Dataset records

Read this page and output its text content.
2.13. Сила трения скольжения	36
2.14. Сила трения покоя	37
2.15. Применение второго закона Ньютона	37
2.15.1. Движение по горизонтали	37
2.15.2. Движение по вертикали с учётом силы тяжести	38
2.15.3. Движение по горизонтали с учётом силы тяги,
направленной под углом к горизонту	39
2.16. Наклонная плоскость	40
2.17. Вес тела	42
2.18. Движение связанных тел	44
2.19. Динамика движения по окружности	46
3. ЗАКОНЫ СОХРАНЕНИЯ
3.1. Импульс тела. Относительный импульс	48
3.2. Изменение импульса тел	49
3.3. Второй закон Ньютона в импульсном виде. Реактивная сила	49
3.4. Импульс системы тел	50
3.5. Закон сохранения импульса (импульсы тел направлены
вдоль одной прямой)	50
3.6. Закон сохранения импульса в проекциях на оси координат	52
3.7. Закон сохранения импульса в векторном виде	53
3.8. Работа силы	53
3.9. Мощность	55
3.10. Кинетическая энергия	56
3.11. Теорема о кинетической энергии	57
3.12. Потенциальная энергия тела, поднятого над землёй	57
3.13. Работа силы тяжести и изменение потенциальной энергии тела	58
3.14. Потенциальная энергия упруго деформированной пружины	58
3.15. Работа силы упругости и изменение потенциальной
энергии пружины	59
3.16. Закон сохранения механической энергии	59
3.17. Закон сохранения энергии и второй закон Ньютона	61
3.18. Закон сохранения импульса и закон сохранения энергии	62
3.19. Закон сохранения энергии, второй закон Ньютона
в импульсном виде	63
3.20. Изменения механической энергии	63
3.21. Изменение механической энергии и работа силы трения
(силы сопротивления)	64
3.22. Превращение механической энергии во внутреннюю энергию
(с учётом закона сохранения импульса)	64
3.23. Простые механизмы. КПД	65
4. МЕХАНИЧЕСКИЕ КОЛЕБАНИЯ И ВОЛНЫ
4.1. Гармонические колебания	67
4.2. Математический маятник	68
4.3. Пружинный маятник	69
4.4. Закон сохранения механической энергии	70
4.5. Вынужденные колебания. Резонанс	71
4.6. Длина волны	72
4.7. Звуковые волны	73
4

Set task
Copy out every line from the material above in which the word "Движение" appears.

Output of the task
2.15.1. Движение по горизонтали	37
2.15.2. Движение по вертикали с учётом силы тяжести	38
2.15.3. Движение по горизонтали с учётом силы тяги,
2.18. Движение связанных тел	44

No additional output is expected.